Dataset rows about figures:

------------------------------------------------------------

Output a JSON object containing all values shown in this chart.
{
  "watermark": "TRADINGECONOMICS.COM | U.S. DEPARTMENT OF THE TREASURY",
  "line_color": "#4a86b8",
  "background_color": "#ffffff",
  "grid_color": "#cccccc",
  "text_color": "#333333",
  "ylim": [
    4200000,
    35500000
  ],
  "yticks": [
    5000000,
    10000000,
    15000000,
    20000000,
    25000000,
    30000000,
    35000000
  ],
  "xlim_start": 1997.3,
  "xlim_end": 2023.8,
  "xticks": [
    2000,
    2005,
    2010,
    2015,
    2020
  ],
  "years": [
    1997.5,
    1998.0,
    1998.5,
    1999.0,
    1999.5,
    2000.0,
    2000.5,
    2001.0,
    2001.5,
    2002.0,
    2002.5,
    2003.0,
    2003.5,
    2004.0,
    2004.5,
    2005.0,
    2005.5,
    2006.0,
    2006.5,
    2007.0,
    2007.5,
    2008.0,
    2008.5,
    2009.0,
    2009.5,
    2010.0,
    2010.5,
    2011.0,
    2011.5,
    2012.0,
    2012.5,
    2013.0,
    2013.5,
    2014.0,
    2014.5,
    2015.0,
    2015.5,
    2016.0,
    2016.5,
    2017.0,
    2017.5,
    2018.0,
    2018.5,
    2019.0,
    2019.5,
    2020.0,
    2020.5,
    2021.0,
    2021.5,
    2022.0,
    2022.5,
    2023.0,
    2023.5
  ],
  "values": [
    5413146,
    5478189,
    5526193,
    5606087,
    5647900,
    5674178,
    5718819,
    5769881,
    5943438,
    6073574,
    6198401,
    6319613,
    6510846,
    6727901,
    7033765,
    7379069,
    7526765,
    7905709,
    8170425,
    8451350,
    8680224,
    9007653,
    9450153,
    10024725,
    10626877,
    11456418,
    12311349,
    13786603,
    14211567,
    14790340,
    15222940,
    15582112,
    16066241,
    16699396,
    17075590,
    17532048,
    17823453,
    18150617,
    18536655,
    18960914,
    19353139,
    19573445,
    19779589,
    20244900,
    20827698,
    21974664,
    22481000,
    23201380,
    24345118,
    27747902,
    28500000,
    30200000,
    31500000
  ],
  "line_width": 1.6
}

------------------------------------------------------------

**What you are asked to do**. Transcribe every record above exactly as it appears.

**Response to this exercise**.
Output a JSON object containing all values shown in this chart.
{
  "watermark": "TRADINGECONOMICS.COM | U.S. DEPARTMENT OF THE TREASURY",
  "line_color": "#4a86b8",
  "background_color": "#ffffff",
  "grid_color": "#cccccc",
  "text_color": "#333333",
  "ylim": [
    4200000,
    35500000
  ],
  "yticks": [
    5000000,
    10000000,
    15000000,
    20000000,
    25000000,
    30000000,
    35000000
  ],
  "xlim_start": 1997.3,
  "xlim_end": 2023.8,
  "xticks": [
    2000,
    2005,
    2010,
    2015,
    2020
  ],
  "years": [
    1997.5,
    1998.0,
    1998.5,
    1999.0,
    1999.5,
    2000.0,
    2000.5,
    2001.0,
    2001.5,
    2002.0,
    2002.5,
    2003.0,
    2003.5,
    2004.0,
    2004.5,
    2005.0,
    2005.5,
    2006.0,
    2006.5,
    2007.0,
    2007.5,
    2008.0,
    2008.5,
    2009.0,
    2009.5,
    2010.0,
    2010.5,
    2011.0,
    2011.5,
    2012.0,
    2012.5,
    2013.0,
    2013.5,
    2014.0,
    2014.5,
    2015.0,
    2015.5,
    2016.0,
    2016.5,
    2017.0,
    2017.5,
    2018.0,
    2018.5,
    2019.0,
    2019.5,
    2020.0,
    2020.5,
    2021.0,
    2021.5,
    2022.0,
    2022.5,
    2023.0,
    2023.5
  ],
  "values": [
    5413146,
    5478189,
    5526193,
    5606087,
    5647900,
    5674178,
    5718819,
    5769881,
    5943438,
    6073574,
    6198401,
    6319613,
    6510846,
    6727901,
    7033765,
    7379069,
    7526765,
    7905709,
    8170425,
    8451350,
    8680224,
    9007653,
    9450153,
    10024725,
    10626877,
    11456418,
    12311349,
    13786603,
    14211567,
    14790340,
    15222940,
    15582112,
    16066241,
    16699396,
    17075590,
    17532048,
    17823453,
    18150617,
    18536655,
    18960914,
    19353139,
    19573445,
    19779589,
    20244900,
    20827698,
    21974664,
    22481000,
    23201380,
    24345118,
    27747902,
    28500000,
    30200000,
    31500000
  ],
  "line_width": 1.6
}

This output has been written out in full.